→ **TASK REQUIREMENTS**: Give the entries back exactly, dropping each image.

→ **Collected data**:

►

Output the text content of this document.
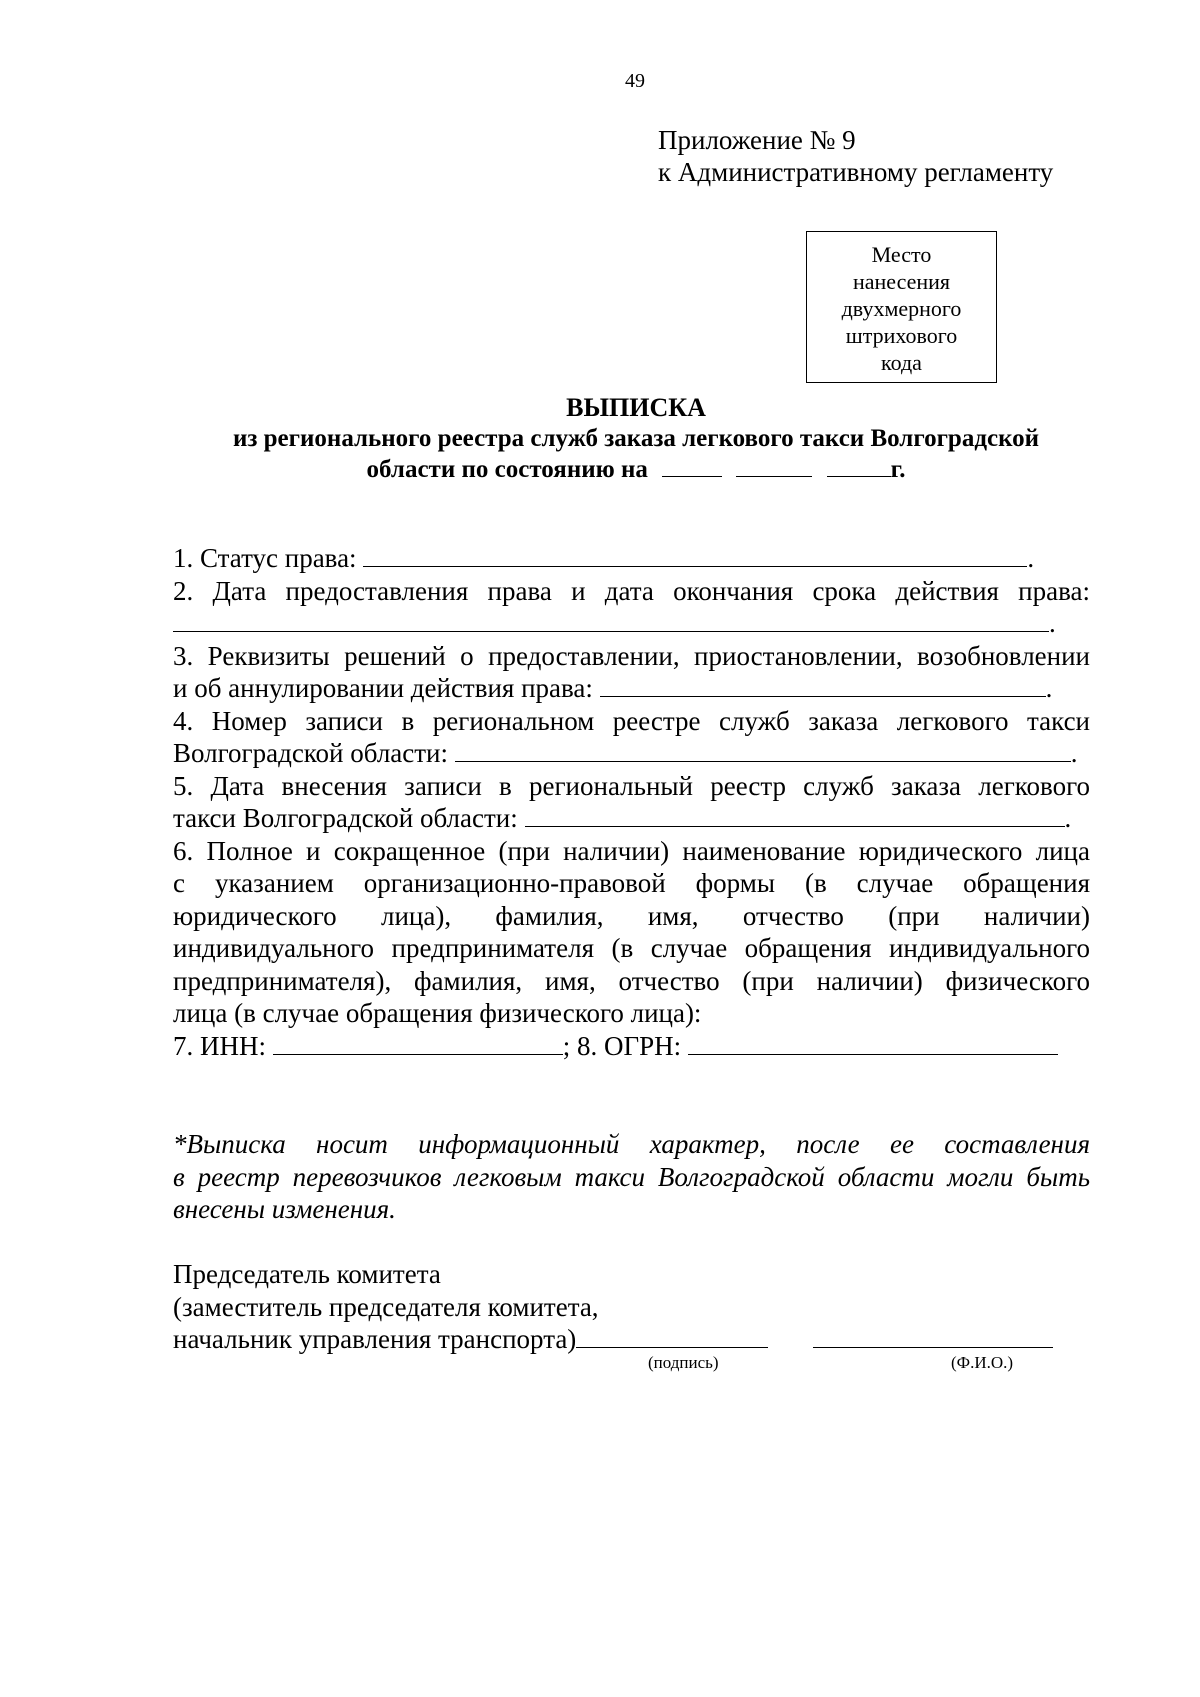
49
Приложение № 9
к Административному регламенту
Место
нанесения
двухмерного
штрихового
кода
ВЫПИСКА
из регионального реестра служб заказа легкового такси Волгоградской
области по состоянию на	г.

1. Статус права:	.

2. Дата предоставления права и дата окончания срока действия права:

.

3. Реквизиты решений о предоставлении, приостановлении, возобновлении

и об аннулировании действия права:	.

4. Номер записи в региональном реестре служб заказа легкового такси

Волгоградской области:	.

5. Дата внесения записи в региональный реестр служб заказа легкового

такси Волгоградской области:	.

6. Полное и сокращенное (при наличии) наименование юридического лица

с указанием организационно-правовой формы (в случае обращения

юридического лица), фамилия, имя, отчество (при наличии)

индивидуального предпринимателя (в случае обращения индивидуального

предпринимателя), фамилия, имя, отчество (при наличии) физического

лица (в случае обращения физического лица):

7. ИНН:	; 8. ОГРН:

*Выписка носит информационный характер, после ее составления
в реестр перевозчиков легковым такси Волгоградской области могли быть
внесены изменения.
Председатель комитета
(заместитель председателя комитета,
начальник управления транспорта)
(подпись)	(Ф.И.О.)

◄

→ **COMPLETE ANSWER**:
Output the text content of this document.
49
Приложение № 9
к Административному регламенту
Место
нанесения
двухмерного
штрихового
кода
ВЫПИСКА
из регионального реестра служб заказа легкового такси Волгоградской
области по состоянию на	г.

1. Статус права:	.

2. Дата предоставления права и дата окончания срока действия права:

.

3. Реквизиты решений о предоставлении, приостановлении, возобновлении

и об аннулировании действия права:	.

4. Номер записи в региональном реестре служб заказа легкового такси

Волгоградской области:	.

5. Дата внесения записи в региональный реестр служб заказа легкового

такси Волгоградской области:	.

6. Полное и сокращенное (при наличии) наименование юридического лица

с указанием организационно-правовой формы (в случае обращения

юридического лица), фамилия, имя, отчество (при наличии)

индивидуального предпринимателя (в случае обращения индивидуального

предпринимателя), фамилия, имя, отчество (при наличии) физического

лица (в случае обращения физического лица):

7. ИНН:	; 8. ОГРН:

*Выписка носит информационный характер, после ее составления
в реестр перевозчиков легковым такси Волгоградской области могли быть
внесены изменения.
Председатель комитета
(заместитель председателя комитета,
начальник управления транспорта)
(подпись)	(Ф.И.О.)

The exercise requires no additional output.